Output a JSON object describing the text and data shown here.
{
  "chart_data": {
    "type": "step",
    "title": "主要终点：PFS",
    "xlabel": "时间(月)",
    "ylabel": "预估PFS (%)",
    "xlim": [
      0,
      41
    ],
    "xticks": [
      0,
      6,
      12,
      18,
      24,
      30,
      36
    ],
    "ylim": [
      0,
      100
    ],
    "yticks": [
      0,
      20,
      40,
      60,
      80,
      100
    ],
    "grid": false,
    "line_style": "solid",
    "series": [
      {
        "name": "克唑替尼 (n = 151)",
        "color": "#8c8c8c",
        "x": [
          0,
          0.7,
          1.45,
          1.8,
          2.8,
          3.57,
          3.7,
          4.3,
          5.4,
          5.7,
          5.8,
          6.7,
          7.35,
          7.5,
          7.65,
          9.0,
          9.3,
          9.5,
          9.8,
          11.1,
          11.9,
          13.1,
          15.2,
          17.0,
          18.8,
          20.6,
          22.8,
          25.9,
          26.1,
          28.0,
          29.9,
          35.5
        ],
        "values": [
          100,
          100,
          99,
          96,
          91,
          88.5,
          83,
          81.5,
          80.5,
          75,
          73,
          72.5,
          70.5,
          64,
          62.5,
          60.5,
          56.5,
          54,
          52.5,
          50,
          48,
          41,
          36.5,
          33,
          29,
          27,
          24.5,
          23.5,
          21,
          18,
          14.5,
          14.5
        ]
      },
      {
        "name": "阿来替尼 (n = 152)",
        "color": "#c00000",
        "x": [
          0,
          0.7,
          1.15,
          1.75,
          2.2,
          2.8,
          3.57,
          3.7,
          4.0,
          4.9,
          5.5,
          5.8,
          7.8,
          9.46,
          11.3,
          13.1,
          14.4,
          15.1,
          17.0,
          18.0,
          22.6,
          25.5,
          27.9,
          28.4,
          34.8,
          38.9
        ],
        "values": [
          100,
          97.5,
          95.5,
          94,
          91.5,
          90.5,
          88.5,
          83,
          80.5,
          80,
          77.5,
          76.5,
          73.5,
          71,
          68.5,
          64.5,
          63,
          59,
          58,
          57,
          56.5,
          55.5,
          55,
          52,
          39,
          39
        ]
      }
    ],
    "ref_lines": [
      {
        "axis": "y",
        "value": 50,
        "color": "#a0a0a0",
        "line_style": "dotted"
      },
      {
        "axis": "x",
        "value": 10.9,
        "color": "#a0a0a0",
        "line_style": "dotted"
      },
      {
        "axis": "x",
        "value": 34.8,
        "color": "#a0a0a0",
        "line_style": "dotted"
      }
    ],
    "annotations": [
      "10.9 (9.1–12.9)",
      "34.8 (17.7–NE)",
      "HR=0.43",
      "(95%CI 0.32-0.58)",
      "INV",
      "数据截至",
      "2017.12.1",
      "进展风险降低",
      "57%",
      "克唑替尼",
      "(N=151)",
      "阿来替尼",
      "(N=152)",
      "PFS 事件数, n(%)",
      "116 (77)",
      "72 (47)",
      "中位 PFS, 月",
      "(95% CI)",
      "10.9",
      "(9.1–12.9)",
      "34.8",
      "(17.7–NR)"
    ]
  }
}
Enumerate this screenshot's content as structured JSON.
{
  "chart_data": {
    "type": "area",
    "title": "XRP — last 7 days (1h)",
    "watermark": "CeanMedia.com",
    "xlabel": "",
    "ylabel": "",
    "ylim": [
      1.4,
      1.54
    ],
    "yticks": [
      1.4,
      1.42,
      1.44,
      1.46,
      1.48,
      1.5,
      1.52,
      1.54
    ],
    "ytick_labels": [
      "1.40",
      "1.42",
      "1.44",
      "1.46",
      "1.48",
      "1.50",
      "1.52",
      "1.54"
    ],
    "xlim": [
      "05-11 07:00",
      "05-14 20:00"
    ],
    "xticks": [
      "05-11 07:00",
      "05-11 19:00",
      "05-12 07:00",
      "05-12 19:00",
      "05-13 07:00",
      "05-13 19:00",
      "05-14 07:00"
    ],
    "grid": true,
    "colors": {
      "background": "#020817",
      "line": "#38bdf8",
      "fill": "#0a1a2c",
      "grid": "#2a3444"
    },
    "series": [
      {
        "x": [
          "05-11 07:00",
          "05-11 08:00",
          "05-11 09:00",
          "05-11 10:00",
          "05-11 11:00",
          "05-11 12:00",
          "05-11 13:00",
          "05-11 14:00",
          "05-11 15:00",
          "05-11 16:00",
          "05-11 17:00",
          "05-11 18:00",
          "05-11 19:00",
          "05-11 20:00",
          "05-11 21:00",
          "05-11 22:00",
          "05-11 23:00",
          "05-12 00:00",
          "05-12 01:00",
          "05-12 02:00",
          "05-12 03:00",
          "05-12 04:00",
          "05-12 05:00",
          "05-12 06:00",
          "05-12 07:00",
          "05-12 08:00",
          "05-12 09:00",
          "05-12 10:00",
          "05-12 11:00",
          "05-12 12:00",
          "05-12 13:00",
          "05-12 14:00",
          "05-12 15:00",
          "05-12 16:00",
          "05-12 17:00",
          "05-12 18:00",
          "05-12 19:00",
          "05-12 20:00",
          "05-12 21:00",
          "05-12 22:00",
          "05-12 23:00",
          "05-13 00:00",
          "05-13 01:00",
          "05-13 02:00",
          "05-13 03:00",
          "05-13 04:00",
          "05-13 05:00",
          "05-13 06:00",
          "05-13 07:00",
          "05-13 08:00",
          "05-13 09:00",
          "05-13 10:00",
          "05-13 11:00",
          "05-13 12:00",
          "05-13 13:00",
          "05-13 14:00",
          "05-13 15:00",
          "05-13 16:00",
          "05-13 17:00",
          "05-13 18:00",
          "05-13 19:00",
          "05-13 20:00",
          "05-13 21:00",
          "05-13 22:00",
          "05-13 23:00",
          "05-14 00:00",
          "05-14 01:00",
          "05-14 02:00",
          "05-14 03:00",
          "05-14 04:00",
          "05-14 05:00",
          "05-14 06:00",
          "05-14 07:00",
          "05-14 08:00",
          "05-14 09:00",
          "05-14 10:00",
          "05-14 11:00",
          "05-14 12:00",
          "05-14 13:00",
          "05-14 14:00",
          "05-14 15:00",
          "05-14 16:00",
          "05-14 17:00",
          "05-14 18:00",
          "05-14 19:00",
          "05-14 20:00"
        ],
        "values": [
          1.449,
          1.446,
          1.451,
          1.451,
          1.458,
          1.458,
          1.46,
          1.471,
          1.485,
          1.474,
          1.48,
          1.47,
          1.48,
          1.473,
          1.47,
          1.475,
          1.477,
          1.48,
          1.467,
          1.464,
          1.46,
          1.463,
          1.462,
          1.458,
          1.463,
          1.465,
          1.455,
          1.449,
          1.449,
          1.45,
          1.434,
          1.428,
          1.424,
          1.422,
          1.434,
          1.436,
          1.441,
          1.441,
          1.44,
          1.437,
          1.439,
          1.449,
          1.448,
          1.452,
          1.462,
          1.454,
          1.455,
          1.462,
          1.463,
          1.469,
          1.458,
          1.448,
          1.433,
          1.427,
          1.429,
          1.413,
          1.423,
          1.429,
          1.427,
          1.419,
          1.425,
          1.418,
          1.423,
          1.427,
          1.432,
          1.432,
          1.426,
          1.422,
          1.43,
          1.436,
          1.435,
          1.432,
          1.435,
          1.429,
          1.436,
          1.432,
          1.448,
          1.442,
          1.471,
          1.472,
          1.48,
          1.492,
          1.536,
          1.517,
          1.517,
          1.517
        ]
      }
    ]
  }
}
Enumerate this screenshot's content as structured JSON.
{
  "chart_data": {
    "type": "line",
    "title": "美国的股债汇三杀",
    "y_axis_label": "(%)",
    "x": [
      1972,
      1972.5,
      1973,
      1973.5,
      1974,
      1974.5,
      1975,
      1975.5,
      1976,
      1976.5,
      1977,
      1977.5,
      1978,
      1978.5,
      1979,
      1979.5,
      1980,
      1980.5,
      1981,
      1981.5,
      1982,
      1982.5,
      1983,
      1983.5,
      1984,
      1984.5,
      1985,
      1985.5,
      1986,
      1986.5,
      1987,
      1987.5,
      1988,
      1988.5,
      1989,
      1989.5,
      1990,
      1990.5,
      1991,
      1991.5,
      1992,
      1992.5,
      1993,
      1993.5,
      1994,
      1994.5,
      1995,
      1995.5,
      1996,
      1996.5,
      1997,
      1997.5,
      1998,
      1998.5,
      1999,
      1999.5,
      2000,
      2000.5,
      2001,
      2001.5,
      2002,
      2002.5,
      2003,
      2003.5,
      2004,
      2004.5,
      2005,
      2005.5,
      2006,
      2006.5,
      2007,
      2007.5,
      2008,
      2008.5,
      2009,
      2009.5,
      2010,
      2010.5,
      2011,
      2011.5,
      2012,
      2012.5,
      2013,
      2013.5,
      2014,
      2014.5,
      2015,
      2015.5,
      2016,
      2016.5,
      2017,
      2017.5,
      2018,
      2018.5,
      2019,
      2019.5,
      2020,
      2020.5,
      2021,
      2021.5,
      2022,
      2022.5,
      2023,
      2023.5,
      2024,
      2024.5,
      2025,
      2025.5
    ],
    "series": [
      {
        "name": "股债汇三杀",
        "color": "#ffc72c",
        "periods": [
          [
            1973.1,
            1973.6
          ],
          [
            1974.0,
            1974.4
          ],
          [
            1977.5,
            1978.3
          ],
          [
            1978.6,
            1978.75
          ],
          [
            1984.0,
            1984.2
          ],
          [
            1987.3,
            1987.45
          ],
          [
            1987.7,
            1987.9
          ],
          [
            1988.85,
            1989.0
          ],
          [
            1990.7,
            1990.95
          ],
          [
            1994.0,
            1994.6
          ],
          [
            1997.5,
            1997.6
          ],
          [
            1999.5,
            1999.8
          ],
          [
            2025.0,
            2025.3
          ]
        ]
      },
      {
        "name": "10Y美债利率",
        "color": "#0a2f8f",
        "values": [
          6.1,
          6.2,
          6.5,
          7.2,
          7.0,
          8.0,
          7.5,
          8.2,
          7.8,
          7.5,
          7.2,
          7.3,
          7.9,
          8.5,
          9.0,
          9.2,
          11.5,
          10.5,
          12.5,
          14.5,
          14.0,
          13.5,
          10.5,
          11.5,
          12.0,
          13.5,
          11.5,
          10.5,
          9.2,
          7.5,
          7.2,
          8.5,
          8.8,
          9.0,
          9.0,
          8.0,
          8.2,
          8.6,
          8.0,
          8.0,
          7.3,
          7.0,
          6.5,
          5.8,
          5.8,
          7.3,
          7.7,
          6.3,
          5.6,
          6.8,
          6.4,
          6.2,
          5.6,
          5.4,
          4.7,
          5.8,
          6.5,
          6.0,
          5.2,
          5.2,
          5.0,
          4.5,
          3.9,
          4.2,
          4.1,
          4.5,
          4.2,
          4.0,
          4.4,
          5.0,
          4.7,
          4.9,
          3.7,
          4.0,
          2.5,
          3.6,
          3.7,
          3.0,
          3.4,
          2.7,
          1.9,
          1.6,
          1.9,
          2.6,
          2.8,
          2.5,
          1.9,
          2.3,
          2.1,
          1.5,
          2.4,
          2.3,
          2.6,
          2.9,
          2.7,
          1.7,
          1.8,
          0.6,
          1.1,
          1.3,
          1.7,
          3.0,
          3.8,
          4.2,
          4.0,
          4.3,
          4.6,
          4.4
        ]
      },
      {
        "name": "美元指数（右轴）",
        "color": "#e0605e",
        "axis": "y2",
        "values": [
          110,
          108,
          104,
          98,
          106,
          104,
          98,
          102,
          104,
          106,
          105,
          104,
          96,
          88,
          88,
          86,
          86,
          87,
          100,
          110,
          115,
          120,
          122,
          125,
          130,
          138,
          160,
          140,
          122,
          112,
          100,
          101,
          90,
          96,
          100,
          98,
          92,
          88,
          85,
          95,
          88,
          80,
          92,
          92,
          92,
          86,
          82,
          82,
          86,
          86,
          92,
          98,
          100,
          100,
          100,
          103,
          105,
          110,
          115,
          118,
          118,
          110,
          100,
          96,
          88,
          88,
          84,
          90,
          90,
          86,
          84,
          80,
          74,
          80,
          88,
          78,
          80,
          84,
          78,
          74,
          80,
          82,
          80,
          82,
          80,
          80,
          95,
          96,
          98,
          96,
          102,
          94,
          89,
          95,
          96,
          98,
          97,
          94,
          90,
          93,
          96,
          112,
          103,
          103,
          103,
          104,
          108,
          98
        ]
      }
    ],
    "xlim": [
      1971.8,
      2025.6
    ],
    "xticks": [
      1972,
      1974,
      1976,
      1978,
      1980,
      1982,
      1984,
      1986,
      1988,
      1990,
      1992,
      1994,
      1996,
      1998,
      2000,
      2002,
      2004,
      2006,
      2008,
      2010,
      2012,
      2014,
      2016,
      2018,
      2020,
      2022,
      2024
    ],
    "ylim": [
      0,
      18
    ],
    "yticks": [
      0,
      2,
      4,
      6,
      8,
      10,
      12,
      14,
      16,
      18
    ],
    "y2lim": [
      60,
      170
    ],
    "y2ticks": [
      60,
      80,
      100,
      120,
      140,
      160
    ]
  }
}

::::

List every line above that contains the word "title".

    "title": "主要终点：PFS",
    "title": "XRP — last 7 days (1h)",
    "title": "美国的股债汇三杀",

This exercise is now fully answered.